++++ Extracted material ++++
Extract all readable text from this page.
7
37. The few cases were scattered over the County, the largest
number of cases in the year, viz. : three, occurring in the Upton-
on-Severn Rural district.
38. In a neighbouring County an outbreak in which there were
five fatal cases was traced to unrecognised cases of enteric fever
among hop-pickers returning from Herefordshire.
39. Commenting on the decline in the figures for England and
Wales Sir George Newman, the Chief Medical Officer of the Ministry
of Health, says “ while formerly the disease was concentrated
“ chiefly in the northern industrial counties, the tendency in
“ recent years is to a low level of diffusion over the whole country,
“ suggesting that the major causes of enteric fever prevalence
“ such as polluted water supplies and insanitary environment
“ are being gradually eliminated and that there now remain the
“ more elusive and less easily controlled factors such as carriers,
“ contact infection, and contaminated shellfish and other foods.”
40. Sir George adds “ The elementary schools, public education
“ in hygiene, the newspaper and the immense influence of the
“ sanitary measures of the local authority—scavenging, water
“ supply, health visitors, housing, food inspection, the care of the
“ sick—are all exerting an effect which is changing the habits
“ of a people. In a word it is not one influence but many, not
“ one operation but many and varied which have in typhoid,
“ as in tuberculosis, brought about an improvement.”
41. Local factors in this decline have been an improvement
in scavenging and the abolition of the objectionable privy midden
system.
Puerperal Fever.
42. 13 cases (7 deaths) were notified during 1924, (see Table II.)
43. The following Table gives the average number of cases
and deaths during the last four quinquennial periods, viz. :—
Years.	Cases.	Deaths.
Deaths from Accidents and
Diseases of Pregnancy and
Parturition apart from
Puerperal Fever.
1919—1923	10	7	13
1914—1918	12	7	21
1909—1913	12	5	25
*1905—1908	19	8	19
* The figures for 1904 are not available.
++++
*Instructions to follow*: Your answer should be a single number: the count of lines in the listing that contain the word "from".

*Written reply*: 4